* GIVEN RECORDS:

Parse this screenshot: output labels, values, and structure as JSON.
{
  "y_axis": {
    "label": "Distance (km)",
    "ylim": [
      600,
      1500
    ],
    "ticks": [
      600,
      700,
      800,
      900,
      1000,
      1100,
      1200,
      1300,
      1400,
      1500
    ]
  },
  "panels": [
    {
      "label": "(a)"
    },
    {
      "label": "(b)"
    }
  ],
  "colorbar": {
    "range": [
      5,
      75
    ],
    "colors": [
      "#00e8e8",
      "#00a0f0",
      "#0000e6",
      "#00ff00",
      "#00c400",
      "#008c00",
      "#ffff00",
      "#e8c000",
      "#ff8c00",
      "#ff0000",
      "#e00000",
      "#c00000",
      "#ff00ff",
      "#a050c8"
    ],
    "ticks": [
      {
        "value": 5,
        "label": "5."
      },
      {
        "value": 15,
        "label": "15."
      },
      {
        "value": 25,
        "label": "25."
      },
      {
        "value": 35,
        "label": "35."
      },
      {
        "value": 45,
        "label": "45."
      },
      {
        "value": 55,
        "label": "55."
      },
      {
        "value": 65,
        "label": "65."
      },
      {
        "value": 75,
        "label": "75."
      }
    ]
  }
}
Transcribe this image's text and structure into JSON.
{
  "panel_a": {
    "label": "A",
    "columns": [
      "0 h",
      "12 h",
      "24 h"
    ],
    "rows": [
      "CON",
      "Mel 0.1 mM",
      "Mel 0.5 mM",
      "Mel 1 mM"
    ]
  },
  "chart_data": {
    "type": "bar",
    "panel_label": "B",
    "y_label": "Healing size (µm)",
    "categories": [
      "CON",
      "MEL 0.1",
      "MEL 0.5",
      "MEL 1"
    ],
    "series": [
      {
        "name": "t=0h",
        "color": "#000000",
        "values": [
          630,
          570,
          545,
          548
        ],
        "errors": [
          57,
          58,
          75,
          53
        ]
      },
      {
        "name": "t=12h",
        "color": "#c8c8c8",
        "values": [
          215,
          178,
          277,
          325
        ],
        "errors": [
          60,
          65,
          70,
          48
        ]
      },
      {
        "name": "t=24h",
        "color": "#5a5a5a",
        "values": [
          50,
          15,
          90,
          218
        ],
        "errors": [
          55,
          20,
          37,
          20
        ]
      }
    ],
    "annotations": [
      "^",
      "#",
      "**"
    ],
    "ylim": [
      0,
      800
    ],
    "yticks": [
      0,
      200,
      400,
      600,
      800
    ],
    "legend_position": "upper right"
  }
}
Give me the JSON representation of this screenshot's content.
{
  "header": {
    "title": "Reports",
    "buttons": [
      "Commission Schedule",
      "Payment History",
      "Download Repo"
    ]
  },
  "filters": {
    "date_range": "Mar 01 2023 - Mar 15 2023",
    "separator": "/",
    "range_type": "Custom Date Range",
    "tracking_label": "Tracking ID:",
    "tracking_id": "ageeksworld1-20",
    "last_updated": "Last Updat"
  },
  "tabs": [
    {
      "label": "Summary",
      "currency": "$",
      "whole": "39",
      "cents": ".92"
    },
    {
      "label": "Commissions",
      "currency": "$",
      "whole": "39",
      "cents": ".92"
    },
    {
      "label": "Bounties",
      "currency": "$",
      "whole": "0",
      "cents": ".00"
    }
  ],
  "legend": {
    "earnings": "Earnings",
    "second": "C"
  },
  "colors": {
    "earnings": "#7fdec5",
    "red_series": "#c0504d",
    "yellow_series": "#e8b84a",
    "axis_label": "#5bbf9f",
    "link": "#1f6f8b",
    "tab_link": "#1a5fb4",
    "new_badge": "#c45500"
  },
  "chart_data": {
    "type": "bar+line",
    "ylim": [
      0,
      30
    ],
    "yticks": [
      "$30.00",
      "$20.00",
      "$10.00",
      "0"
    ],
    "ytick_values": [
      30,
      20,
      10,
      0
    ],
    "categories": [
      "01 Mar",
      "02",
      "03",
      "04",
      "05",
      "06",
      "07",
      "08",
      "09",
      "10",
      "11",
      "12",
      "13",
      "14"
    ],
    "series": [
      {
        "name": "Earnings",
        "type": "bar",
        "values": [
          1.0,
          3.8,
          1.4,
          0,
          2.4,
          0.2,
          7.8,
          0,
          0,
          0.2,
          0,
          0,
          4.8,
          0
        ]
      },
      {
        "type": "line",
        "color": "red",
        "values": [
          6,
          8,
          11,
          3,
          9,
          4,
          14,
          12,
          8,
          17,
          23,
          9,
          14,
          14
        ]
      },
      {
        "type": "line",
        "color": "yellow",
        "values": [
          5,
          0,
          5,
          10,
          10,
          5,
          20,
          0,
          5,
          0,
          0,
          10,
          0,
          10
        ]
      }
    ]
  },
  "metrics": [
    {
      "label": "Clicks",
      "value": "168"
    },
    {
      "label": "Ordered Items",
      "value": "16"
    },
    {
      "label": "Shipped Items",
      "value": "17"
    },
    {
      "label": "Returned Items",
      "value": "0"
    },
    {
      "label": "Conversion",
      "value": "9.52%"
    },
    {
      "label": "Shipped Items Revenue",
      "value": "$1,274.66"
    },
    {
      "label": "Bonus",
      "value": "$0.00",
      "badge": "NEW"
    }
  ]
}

* EXERCISE DETAILS: Pick out the lines that have the word "Items". Copy them all.

* OUTPUT OF THE TASK:
      "label": "Ordered Items",
      "label": "Shipped Items",
      "label": "Returned Items",
      "label": "Shipped Items Revenue",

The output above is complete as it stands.